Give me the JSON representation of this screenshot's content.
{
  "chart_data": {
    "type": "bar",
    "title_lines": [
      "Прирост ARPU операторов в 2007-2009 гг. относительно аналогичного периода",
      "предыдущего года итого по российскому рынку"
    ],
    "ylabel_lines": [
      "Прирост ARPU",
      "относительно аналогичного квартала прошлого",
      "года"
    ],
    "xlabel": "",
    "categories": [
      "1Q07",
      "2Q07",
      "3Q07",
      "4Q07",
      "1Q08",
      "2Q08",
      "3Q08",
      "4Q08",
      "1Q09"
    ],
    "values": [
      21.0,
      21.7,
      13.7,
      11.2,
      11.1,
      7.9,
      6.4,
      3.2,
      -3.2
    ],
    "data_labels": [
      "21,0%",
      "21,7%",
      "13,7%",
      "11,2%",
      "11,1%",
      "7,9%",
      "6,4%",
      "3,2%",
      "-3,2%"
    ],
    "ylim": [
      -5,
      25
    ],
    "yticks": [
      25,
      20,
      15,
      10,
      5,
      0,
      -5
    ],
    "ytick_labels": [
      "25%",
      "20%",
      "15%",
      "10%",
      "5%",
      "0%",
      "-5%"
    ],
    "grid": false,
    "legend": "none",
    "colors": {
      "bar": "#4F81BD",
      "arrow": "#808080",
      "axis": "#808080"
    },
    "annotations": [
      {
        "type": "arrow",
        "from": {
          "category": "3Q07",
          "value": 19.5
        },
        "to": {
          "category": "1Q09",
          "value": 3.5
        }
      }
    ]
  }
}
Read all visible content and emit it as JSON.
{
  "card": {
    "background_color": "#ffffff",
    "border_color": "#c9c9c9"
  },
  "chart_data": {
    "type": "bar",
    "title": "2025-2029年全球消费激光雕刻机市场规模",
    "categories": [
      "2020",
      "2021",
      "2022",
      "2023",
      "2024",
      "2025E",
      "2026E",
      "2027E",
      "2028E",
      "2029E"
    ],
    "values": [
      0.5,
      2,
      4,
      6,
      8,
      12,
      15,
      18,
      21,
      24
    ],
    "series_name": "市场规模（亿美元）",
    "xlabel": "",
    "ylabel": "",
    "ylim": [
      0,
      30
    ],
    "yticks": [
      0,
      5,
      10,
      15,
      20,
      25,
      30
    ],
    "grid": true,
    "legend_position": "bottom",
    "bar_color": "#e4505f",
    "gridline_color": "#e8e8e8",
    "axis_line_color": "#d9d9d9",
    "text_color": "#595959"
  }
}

_ _ _ _ _

Exercise prompt:
Repeat every entry exactly, please.

Complete answer:
Give me the JSON representation of this screenshot's content.
{
  "chart_data": {
    "type": "bar",
    "title_lines": [
      "Прирост ARPU операторов в 2007-2009 гг. относительно аналогичного периода",
      "предыдущего года итого по российскому рынку"
    ],
    "ylabel_lines": [
      "Прирост ARPU",
      "относительно аналогичного квартала прошлого",
      "года"
    ],
    "xlabel": "",
    "categories": [
      "1Q07",
      "2Q07",
      "3Q07",
      "4Q07",
      "1Q08",
      "2Q08",
      "3Q08",
      "4Q08",
      "1Q09"
    ],
    "values": [
      21.0,
      21.7,
      13.7,
      11.2,
      11.1,
      7.9,
      6.4,
      3.2,
      -3.2
    ],
    "data_labels": [
      "21,0%",
      "21,7%",
      "13,7%",
      "11,2%",
      "11,1%",
      "7,9%",
      "6,4%",
      "3,2%",
      "-3,2%"
    ],
    "ylim": [
      -5,
      25
    ],
    "yticks": [
      25,
      20,
      15,
      10,
      5,
      0,
      -5
    ],
    "ytick_labels": [
      "25%",
      "20%",
      "15%",
      "10%",
      "5%",
      "0%",
      "-5%"
    ],
    "grid": false,
    "legend": "none",
    "colors": {
      "bar": "#4F81BD",
      "arrow": "#808080",
      "axis": "#808080"
    },
    "annotations": [
      {
        "type": "arrow",
        "from": {
          "category": "3Q07",
          "value": 19.5
        },
        "to": {
          "category": "1Q09",
          "value": 3.5
        }
      }
    ]
  }
}
Read all visible content and emit it as JSON.
{
  "card": {
    "background_color": "#ffffff",
    "border_color": "#c9c9c9"
  },
  "chart_data": {
    "type": "bar",
    "title": "2025-2029年全球消费激光雕刻机市场规模",
    "categories": [
      "2020",
      "2021",
      "2022",
      "2023",
      "2024",
      "2025E",
      "2026E",
      "2027E",
      "2028E",
      "2029E"
    ],
    "values": [
      0.5,
      2,
      4,
      6,
      8,
      12,
      15,
      18,
      21,
      24
    ],
    "series_name": "市场规模（亿美元）",
    "xlabel": "",
    "ylabel": "",
    "ylim": [
      0,
      30
    ],
    "yticks": [
      0,
      5,
      10,
      15,
      20,
      25,
      30
    ],
    "grid": true,
    "legend_position": "bottom",
    "bar_color": "#e4505f",
    "gridline_color": "#e8e8e8",
    "axis_line_color": "#d9d9d9",
    "text_color": "#595959"
  }
}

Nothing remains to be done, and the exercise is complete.